[Data records]
# # # #
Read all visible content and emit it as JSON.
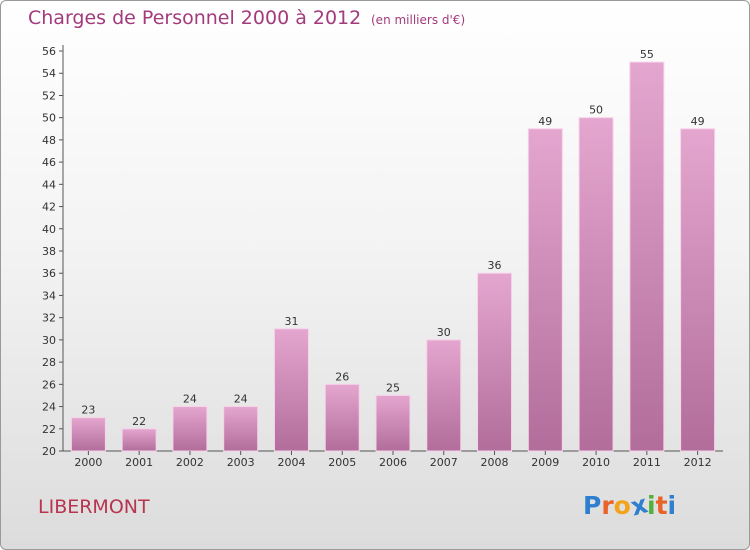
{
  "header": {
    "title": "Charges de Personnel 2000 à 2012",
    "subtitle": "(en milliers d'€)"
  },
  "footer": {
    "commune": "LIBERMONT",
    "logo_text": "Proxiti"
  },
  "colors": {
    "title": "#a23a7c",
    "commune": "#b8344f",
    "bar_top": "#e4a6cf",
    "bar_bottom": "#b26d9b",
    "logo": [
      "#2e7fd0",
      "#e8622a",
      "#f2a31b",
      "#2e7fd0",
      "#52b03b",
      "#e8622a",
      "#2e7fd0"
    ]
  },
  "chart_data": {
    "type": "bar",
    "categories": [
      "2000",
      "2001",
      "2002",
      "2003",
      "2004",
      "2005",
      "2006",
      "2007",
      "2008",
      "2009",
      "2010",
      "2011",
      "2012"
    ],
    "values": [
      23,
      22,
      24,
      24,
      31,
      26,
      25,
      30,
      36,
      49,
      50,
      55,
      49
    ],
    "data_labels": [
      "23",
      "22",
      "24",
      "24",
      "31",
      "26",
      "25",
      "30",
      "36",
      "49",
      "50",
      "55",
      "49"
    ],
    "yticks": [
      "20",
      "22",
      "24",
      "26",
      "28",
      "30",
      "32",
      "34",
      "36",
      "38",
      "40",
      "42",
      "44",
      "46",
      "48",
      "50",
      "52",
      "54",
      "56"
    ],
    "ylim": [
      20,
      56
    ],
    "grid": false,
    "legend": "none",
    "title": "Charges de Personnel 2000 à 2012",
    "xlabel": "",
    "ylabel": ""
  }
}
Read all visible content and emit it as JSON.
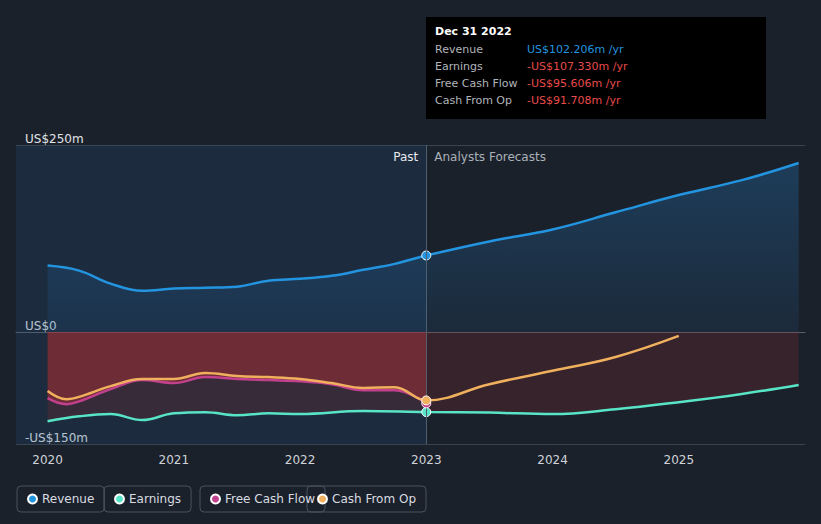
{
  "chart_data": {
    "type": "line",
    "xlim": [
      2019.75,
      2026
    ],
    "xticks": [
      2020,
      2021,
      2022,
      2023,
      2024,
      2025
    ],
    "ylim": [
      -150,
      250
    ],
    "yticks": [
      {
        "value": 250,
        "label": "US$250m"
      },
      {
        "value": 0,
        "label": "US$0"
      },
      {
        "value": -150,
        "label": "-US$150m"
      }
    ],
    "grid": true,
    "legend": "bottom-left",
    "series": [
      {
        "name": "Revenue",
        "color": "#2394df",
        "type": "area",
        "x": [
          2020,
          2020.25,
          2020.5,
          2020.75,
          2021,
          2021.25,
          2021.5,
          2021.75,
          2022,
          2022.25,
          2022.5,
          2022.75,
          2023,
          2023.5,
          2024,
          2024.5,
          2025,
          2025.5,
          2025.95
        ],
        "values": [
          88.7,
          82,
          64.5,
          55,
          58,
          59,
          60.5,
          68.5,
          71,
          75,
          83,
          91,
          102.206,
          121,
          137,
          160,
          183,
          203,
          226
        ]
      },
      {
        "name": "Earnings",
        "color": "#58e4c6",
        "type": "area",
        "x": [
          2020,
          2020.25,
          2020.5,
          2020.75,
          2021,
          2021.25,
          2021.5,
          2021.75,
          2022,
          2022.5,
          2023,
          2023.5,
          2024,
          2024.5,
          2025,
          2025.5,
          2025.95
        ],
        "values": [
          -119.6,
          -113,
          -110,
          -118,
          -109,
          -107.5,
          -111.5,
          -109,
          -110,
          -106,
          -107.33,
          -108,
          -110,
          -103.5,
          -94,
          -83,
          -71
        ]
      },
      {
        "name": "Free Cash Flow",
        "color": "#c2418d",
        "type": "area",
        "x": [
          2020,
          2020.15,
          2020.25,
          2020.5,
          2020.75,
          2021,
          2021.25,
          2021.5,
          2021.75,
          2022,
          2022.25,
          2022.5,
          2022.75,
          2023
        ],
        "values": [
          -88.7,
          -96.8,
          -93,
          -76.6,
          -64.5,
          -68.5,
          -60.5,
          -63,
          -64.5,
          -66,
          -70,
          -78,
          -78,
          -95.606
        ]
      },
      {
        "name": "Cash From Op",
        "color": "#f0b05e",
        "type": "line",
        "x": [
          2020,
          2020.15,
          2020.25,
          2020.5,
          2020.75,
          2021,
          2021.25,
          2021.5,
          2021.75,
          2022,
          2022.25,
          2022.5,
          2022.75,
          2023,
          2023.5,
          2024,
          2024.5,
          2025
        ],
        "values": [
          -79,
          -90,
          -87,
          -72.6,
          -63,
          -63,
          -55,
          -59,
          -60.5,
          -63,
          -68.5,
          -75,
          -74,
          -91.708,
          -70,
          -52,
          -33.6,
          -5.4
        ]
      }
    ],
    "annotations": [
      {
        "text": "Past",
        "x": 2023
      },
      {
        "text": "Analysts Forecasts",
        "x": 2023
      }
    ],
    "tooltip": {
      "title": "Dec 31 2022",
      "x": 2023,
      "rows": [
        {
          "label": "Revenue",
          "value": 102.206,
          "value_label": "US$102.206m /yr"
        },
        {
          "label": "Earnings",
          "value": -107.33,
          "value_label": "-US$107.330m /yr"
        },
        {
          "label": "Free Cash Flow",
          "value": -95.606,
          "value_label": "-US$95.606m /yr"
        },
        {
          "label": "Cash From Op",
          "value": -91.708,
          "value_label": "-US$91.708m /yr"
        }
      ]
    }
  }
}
# # # #
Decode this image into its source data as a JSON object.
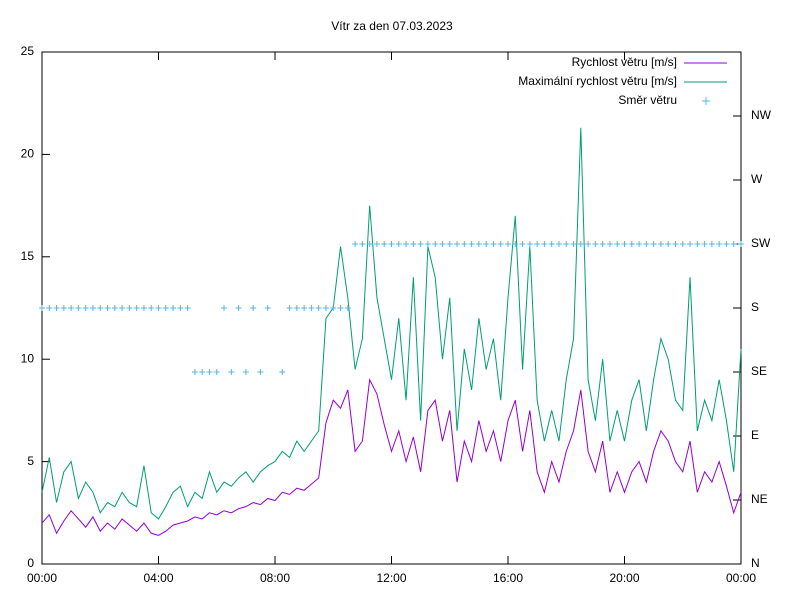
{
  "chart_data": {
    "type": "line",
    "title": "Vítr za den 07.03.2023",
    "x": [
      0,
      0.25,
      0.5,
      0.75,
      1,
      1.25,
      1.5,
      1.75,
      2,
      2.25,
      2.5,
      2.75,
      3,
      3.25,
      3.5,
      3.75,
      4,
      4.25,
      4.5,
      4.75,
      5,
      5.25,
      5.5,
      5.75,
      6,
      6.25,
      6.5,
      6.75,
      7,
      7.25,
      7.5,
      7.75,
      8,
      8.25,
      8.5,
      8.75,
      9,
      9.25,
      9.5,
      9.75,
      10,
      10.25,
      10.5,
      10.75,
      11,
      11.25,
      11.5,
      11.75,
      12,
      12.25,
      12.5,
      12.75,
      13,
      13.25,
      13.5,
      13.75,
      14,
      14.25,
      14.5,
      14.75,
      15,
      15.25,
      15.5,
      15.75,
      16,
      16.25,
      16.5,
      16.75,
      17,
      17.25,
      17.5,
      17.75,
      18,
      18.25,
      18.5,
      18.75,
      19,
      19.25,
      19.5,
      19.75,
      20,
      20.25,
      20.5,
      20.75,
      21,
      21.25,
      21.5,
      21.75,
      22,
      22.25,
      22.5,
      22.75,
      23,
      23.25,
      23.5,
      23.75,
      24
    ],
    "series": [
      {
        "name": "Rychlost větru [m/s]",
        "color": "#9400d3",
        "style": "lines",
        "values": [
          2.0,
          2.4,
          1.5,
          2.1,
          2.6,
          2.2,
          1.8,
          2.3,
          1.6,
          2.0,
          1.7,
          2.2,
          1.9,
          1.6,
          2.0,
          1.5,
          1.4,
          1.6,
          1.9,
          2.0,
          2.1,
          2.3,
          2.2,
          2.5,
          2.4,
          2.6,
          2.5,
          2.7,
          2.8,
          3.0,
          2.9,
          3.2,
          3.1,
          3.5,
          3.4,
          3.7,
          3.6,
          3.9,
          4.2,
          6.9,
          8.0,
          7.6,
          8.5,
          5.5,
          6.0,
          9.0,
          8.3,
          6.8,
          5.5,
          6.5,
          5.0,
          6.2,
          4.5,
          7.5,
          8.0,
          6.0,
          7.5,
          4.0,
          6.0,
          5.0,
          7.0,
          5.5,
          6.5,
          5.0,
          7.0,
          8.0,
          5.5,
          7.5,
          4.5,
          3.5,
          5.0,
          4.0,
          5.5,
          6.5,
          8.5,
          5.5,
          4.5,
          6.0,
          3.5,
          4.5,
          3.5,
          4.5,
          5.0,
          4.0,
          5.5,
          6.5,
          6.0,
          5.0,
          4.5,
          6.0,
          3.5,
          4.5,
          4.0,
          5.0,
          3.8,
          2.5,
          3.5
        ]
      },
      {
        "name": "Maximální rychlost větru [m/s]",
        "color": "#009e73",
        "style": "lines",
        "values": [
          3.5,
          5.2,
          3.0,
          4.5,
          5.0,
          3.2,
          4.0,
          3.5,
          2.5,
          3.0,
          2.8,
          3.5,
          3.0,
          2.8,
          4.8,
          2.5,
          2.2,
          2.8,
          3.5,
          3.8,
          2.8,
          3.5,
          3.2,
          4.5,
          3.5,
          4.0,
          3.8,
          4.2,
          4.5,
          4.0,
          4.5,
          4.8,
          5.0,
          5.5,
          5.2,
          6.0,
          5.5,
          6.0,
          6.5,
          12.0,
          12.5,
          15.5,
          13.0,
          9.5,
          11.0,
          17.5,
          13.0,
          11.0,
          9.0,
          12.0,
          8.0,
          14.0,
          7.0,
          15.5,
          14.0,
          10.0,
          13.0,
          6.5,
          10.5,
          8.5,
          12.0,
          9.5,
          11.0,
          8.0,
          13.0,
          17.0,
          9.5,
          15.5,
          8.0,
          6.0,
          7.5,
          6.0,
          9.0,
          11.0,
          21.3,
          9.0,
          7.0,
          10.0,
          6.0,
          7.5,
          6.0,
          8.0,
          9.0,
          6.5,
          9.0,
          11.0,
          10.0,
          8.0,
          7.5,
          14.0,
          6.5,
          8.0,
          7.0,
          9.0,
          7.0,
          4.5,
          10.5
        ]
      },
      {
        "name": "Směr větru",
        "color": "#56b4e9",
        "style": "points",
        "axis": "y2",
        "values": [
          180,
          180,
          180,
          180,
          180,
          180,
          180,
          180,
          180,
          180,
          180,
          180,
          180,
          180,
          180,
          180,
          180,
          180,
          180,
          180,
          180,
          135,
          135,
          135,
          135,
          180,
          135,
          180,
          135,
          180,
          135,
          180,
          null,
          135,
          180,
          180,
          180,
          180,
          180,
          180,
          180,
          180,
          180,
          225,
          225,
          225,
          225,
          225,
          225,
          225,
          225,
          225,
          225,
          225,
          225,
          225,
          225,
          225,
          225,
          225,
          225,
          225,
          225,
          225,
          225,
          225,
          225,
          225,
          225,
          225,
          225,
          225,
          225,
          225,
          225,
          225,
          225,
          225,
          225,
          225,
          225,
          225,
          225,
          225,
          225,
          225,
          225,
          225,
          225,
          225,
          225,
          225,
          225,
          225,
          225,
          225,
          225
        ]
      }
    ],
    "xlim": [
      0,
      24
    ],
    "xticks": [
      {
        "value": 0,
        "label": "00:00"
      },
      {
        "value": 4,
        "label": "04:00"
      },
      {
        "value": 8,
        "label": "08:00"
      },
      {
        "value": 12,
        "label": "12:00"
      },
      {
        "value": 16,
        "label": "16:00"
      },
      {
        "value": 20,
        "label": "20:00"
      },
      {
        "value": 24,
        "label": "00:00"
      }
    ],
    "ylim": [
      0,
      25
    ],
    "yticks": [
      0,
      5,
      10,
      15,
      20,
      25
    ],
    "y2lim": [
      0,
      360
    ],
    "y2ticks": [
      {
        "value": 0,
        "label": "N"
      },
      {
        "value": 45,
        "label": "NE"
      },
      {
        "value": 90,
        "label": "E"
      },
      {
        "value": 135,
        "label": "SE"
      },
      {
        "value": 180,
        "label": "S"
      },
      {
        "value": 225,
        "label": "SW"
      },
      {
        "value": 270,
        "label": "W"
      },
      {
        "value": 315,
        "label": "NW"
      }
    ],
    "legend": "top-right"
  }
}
# # # #
__Problem description__: Find every line in the records that has the string "větru", then state how many there are and nothing else.

__Correct answer__: 3